Requirements> Extract each line of the data below exactly as written.

━━━━━ Extracted data

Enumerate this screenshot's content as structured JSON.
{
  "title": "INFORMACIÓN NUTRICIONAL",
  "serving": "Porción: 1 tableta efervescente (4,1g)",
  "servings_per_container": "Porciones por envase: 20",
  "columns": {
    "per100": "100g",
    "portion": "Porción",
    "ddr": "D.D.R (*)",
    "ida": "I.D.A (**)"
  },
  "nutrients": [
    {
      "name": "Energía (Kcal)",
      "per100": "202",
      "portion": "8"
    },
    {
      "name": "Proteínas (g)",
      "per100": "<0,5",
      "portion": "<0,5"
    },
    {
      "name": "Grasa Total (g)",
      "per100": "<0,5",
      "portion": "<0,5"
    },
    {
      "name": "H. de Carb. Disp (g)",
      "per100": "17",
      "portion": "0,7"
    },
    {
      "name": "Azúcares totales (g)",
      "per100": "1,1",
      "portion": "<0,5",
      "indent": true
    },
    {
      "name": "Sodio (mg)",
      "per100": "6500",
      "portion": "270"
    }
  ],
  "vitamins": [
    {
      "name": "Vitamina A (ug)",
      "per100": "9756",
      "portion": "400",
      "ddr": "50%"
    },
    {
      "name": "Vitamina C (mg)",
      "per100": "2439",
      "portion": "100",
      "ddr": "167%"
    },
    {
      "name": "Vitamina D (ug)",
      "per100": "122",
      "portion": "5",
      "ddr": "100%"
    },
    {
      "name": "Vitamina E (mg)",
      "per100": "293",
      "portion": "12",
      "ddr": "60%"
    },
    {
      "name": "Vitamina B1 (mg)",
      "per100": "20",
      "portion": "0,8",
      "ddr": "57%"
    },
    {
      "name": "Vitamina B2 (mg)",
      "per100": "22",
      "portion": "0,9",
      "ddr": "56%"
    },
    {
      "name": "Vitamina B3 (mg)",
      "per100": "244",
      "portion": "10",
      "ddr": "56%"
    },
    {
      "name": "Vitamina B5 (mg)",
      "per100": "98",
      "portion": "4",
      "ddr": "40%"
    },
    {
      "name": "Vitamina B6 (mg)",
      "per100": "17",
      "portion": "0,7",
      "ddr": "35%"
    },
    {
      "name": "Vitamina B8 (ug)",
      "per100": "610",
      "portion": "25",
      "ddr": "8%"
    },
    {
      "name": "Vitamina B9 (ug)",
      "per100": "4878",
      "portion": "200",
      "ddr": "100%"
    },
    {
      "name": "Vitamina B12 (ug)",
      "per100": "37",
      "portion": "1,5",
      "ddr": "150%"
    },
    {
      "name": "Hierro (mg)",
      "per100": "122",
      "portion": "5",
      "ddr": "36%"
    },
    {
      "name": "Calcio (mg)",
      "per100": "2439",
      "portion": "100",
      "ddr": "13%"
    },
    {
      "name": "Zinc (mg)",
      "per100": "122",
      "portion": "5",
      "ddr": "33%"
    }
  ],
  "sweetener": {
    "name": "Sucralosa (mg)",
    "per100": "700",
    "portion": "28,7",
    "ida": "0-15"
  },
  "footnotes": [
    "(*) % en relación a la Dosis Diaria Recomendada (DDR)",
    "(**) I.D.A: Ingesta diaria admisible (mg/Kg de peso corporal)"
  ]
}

━━━━━━━━━━

Finished exercise>
Enumerate this screenshot's content as structured JSON.
{
  "title": "INFORMACIÓN NUTRICIONAL",
  "serving": "Porción: 1 tableta efervescente (4,1g)",
  "servings_per_container": "Porciones por envase: 20",
  "columns": {
    "per100": "100g",
    "portion": "Porción",
    "ddr": "D.D.R (*)",
    "ida": "I.D.A (**)"
  },
  "nutrients": [
    {
      "name": "Energía (Kcal)",
      "per100": "202",
      "portion": "8"
    },
    {
      "name": "Proteínas (g)",
      "per100": "<0,5",
      "portion": "<0,5"
    },
    {
      "name": "Grasa Total (g)",
      "per100": "<0,5",
      "portion": "<0,5"
    },
    {
      "name": "H. de Carb. Disp (g)",
      "per100": "17",
      "portion": "0,7"
    },
    {
      "name": "Azúcares totales (g)",
      "per100": "1,1",
      "portion": "<0,5",
      "indent": true
    },
    {
      "name": "Sodio (mg)",
      "per100": "6500",
      "portion": "270"
    }
  ],
  "vitamins": [
    {
      "name": "Vitamina A (ug)",
      "per100": "9756",
      "portion": "400",
      "ddr": "50%"
    },
    {
      "name": "Vitamina C (mg)",
      "per100": "2439",
      "portion": "100",
      "ddr": "167%"
    },
    {
      "name": "Vitamina D (ug)",
      "per100": "122",
      "portion": "5",
      "ddr": "100%"
    },
    {
      "name": "Vitamina E (mg)",
      "per100": "293",
      "portion": "12",
      "ddr": "60%"
    },
    {
      "name": "Vitamina B1 (mg)",
      "per100": "20",
      "portion": "0,8",
      "ddr": "57%"
    },
    {
      "name": "Vitamina B2 (mg)",
      "per100": "22",
      "portion": "0,9",
      "ddr": "56%"
    },
    {
      "name": "Vitamina B3 (mg)",
      "per100": "244",
      "portion": "10",
      "ddr": "56%"
    },
    {
      "name": "Vitamina B5 (mg)",
      "per100": "98",
      "portion": "4",
      "ddr": "40%"
    },
    {
      "name": "Vitamina B6 (mg)",
      "per100": "17",
      "portion": "0,7",
      "ddr": "35%"
    },
    {
      "name": "Vitamina B8 (ug)",
      "per100": "610",
      "portion": "25",
      "ddr": "8%"
    },
    {
      "name": "Vitamina B9 (ug)",
      "per100": "4878",
      "portion": "200",
      "ddr": "100%"
    },
    {
      "name": "Vitamina B12 (ug)",
      "per100": "37",
      "portion": "1,5",
      "ddr": "150%"
    },
    {
      "name": "Hierro (mg)",
      "per100": "122",
      "portion": "5",
      "ddr": "36%"
    },
    {
      "name": "Calcio (mg)",
      "per100": "2439",
      "portion": "100",
      "ddr": "13%"
    },
    {
      "name": "Zinc (mg)",
      "per100": "122",
      "portion": "5",
      "ddr": "33%"
    }
  ],
  "sweetener": {
    "name": "Sucralosa (mg)",
    "per100": "700",
    "portion": "28,7",
    "ida": "0-15"
  },
  "footnotes": [
    "(*) % en relación a la Dosis Diaria Recomendada (DDR)",
    "(**) I.D.A: Ingesta diaria admisible (mg/Kg de peso corporal)"
  ]
}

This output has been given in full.